# [Exercise brief]
Your task is to copy every line of the entries that contains "Autónoma".

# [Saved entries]
□ □ □ □ □
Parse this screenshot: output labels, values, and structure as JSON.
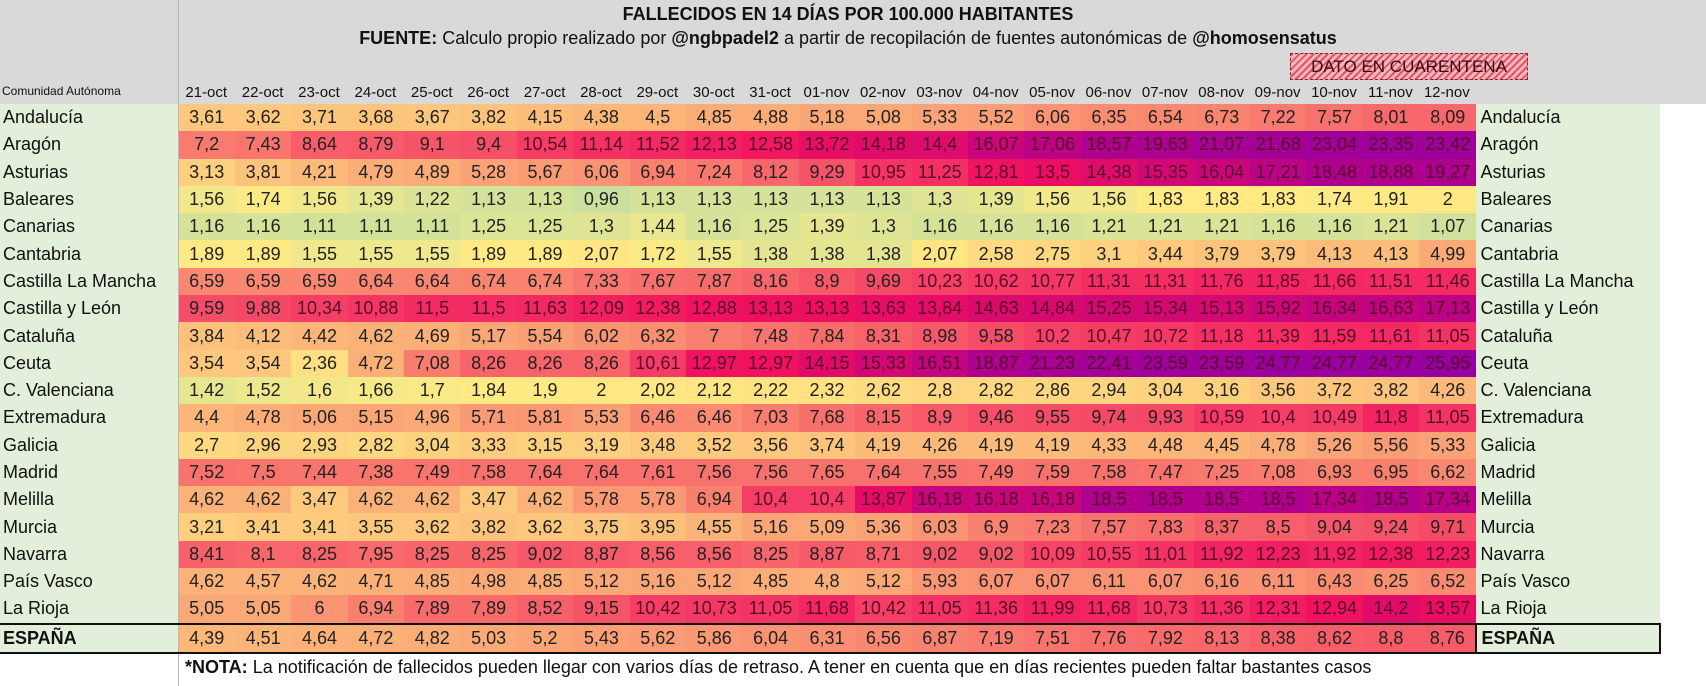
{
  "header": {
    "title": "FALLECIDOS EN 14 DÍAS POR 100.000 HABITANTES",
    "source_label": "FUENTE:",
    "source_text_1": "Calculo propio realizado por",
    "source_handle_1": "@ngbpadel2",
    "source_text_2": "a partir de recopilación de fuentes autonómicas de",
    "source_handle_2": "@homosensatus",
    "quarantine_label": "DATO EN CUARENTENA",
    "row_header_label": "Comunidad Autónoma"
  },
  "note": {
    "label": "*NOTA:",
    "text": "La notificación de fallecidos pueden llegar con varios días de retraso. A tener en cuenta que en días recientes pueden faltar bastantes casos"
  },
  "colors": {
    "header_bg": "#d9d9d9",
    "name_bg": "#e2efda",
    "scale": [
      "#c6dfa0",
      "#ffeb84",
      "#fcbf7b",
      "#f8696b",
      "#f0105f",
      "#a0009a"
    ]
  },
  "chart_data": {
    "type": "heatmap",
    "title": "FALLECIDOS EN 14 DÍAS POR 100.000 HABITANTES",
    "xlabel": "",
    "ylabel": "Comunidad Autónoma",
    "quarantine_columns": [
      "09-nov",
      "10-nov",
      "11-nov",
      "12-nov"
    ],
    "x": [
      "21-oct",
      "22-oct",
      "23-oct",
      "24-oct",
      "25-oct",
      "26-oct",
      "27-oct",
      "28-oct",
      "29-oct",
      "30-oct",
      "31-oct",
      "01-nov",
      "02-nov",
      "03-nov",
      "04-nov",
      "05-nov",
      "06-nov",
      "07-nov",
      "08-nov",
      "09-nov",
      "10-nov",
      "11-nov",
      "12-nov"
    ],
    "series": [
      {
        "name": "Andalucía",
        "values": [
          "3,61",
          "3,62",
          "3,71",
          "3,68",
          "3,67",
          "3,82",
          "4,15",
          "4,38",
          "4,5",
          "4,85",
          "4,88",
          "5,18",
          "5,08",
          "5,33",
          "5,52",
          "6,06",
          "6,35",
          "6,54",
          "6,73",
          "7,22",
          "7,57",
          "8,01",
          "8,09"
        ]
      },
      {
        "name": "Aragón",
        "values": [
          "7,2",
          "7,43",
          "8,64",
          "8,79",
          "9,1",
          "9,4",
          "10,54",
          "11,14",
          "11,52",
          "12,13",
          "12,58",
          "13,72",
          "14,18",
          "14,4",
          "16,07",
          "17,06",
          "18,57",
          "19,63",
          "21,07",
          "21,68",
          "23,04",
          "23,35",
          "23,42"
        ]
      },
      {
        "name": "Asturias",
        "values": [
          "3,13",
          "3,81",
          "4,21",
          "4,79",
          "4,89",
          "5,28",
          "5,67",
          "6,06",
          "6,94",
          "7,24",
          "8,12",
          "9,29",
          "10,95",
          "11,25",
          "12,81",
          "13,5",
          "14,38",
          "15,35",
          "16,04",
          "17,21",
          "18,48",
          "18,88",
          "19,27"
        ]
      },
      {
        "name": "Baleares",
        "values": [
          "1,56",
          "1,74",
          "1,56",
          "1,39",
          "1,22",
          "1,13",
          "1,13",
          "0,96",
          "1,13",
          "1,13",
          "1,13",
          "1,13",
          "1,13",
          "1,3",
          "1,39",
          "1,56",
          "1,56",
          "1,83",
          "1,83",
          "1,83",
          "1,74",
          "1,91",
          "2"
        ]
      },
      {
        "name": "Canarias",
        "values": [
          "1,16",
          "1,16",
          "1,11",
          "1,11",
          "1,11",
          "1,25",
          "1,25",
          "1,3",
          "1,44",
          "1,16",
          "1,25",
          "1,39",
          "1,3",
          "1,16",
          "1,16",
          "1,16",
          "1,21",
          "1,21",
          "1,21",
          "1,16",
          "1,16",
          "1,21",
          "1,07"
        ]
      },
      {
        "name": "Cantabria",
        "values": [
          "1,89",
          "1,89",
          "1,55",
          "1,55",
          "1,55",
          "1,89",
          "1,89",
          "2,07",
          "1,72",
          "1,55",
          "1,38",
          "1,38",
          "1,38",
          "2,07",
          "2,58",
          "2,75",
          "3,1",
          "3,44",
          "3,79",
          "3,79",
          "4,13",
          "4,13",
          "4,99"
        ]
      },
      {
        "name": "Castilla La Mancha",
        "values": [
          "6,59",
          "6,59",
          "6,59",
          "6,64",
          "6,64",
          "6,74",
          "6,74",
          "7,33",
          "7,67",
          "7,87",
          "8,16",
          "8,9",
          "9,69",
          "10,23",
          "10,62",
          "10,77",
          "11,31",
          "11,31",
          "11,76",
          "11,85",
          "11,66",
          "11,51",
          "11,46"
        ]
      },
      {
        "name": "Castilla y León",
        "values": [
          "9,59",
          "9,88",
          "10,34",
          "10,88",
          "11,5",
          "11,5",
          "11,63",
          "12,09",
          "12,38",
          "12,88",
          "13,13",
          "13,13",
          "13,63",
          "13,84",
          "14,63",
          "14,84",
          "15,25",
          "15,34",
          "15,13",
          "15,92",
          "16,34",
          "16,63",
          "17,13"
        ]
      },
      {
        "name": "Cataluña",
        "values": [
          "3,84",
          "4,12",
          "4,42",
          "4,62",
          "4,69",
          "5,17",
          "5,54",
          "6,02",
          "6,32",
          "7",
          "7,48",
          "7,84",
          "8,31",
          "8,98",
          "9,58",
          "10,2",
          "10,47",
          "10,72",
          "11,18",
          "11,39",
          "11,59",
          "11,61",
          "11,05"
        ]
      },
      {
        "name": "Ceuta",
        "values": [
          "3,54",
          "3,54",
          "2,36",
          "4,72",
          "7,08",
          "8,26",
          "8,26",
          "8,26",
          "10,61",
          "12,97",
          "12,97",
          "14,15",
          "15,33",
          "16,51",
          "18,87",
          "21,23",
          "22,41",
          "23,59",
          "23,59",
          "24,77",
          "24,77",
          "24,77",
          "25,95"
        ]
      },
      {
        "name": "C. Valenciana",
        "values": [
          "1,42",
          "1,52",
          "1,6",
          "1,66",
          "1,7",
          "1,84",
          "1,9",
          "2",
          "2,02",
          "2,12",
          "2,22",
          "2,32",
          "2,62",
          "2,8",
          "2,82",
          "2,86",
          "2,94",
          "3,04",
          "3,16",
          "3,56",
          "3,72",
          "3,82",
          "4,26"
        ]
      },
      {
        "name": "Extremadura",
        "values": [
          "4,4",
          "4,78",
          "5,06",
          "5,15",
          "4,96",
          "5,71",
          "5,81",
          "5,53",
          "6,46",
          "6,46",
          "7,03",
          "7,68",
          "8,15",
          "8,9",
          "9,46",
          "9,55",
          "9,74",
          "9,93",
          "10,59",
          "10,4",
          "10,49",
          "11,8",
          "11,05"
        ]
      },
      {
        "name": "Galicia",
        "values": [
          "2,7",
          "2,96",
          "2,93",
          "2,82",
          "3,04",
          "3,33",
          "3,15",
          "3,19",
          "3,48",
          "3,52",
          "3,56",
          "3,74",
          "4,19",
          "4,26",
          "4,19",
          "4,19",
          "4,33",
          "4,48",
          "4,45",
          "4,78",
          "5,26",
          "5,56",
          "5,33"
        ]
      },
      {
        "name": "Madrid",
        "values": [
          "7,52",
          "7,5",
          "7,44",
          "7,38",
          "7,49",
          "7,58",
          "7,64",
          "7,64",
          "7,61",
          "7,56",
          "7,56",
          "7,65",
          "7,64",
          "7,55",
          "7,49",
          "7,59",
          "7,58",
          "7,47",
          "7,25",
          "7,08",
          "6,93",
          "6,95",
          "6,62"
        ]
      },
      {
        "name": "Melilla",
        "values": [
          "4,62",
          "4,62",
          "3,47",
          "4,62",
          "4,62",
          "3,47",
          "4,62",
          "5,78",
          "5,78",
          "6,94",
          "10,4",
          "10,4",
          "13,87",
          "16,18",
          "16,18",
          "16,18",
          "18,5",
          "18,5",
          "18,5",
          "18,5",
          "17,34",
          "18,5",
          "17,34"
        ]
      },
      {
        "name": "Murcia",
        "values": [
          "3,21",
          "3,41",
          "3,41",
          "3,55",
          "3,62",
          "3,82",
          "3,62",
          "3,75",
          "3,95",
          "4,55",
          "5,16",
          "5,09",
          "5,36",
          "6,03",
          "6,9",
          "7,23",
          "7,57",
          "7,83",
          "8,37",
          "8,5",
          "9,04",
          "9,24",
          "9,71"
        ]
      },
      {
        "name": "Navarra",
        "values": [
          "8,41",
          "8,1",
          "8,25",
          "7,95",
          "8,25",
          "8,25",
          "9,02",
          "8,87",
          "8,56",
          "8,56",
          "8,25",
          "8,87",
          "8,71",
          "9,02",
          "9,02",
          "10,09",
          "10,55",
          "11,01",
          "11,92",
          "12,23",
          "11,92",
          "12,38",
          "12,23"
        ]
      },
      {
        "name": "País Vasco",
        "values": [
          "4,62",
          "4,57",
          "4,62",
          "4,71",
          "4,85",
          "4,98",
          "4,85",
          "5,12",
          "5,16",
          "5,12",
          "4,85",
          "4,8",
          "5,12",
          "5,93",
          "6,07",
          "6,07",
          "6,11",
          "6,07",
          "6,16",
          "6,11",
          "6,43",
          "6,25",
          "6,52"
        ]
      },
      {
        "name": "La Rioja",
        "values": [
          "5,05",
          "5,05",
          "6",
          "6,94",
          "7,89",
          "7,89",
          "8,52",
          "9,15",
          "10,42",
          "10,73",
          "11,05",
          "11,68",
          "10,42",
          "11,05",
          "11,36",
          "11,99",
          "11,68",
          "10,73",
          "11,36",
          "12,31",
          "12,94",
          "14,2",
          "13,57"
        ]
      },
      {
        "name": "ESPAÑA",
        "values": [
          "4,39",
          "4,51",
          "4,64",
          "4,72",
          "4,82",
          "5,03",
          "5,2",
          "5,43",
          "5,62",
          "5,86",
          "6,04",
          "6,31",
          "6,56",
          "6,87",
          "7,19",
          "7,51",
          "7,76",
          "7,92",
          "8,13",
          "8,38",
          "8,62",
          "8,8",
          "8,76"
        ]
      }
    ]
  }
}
□ □ □ □ □
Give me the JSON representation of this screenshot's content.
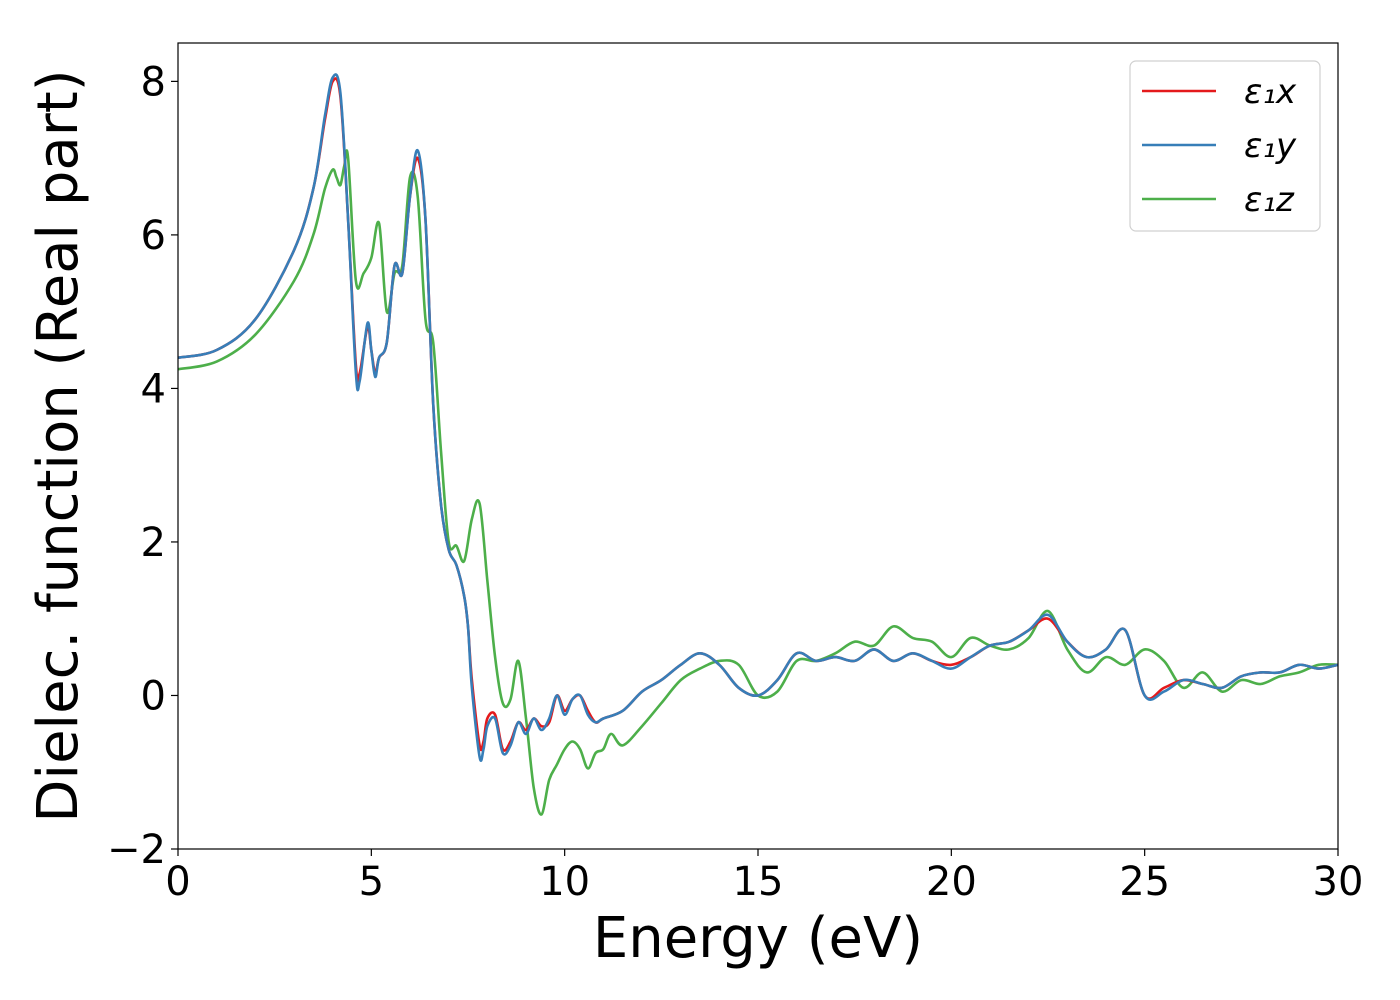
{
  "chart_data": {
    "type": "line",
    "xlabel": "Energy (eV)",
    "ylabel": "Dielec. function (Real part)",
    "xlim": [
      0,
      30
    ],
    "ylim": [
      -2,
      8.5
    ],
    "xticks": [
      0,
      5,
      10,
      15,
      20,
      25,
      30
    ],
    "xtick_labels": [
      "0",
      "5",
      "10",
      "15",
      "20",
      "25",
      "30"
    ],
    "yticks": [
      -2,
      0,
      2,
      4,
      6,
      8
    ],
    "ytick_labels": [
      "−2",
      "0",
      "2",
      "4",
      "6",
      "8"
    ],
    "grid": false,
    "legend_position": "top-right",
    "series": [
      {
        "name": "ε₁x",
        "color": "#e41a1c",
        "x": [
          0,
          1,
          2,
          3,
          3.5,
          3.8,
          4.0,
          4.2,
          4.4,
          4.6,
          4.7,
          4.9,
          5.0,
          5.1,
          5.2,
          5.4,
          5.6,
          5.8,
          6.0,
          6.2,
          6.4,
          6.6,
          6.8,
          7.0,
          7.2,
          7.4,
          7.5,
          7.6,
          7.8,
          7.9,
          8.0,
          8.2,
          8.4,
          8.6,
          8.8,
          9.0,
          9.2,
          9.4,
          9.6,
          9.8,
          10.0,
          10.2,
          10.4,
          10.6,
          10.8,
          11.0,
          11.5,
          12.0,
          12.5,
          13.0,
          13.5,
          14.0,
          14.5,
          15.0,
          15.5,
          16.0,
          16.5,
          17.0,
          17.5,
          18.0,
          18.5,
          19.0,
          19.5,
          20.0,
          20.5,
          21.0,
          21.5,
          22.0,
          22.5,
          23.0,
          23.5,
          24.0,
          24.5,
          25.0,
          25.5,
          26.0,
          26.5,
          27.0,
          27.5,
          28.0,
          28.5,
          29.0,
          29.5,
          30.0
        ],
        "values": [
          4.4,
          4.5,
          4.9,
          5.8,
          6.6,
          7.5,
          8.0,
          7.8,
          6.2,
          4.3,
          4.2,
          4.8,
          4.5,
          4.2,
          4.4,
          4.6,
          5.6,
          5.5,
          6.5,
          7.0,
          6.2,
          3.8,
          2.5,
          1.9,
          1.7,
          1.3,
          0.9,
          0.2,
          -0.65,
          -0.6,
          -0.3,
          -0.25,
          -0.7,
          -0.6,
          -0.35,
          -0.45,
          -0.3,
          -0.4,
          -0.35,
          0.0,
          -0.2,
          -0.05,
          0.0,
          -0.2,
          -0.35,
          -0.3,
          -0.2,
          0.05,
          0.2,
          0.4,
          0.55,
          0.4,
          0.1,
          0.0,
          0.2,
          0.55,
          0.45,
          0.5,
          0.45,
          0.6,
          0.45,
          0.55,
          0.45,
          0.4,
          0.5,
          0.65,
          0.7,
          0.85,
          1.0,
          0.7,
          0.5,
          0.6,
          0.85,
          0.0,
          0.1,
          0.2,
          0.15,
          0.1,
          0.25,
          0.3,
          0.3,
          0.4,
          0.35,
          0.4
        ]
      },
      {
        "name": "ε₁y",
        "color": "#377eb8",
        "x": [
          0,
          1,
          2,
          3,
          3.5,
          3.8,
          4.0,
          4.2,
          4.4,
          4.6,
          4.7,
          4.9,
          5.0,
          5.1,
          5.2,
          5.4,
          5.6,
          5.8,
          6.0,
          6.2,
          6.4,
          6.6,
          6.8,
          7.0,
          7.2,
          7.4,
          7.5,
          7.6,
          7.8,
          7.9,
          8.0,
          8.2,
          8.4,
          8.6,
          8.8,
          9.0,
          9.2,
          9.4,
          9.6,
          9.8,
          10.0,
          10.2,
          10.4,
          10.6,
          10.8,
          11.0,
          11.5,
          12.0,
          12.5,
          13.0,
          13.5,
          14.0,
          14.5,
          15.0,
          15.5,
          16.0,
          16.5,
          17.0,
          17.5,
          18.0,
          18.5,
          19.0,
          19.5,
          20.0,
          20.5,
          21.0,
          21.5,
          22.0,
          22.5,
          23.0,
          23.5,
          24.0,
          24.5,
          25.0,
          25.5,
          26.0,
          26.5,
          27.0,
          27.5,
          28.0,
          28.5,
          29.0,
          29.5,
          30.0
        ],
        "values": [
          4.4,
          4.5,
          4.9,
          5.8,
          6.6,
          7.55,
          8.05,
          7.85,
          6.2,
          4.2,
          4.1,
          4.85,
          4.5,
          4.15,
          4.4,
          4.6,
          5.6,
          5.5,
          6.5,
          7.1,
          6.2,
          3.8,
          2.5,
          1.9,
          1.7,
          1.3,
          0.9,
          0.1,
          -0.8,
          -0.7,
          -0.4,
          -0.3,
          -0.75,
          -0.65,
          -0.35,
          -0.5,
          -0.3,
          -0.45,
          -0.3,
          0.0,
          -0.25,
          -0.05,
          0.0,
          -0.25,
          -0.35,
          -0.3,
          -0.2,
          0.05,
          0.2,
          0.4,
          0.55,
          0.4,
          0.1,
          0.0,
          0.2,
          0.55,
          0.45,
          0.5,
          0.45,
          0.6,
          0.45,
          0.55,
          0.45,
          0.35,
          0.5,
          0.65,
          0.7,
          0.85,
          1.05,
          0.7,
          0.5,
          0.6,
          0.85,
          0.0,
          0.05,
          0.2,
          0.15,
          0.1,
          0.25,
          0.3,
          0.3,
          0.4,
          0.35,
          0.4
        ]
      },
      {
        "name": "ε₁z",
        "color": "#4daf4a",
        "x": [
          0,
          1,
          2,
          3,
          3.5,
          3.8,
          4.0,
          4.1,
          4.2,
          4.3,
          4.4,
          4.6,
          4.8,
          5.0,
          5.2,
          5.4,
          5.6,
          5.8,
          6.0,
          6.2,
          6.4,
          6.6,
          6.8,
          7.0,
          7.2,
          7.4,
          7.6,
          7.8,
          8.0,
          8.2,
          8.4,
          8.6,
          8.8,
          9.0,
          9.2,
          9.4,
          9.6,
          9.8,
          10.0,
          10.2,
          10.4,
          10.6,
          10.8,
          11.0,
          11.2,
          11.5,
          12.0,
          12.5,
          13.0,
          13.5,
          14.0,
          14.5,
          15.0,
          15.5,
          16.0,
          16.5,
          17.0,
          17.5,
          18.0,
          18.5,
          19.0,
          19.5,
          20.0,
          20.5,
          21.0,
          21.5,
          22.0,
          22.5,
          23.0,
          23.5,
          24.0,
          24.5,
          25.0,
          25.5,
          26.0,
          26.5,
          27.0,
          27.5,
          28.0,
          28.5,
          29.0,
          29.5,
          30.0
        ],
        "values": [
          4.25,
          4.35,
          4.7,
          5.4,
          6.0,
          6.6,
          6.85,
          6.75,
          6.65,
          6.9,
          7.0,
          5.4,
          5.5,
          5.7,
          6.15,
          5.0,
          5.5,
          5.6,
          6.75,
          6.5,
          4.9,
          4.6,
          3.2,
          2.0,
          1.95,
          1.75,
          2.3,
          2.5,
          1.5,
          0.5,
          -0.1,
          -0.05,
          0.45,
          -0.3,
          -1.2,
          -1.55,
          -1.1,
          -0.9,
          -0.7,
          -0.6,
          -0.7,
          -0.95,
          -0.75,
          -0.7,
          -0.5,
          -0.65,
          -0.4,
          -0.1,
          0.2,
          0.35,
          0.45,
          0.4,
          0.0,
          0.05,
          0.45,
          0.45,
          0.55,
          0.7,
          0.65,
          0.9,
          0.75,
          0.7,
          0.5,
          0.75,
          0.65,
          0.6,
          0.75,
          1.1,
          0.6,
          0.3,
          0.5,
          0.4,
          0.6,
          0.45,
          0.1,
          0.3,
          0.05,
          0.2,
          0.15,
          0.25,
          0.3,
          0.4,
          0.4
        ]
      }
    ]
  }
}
□ □ □ □ □
# [Solution to this task]
    "row_header_label": "Comunidad Autónoma"
    "ylabel": "Comunidad Autónoma",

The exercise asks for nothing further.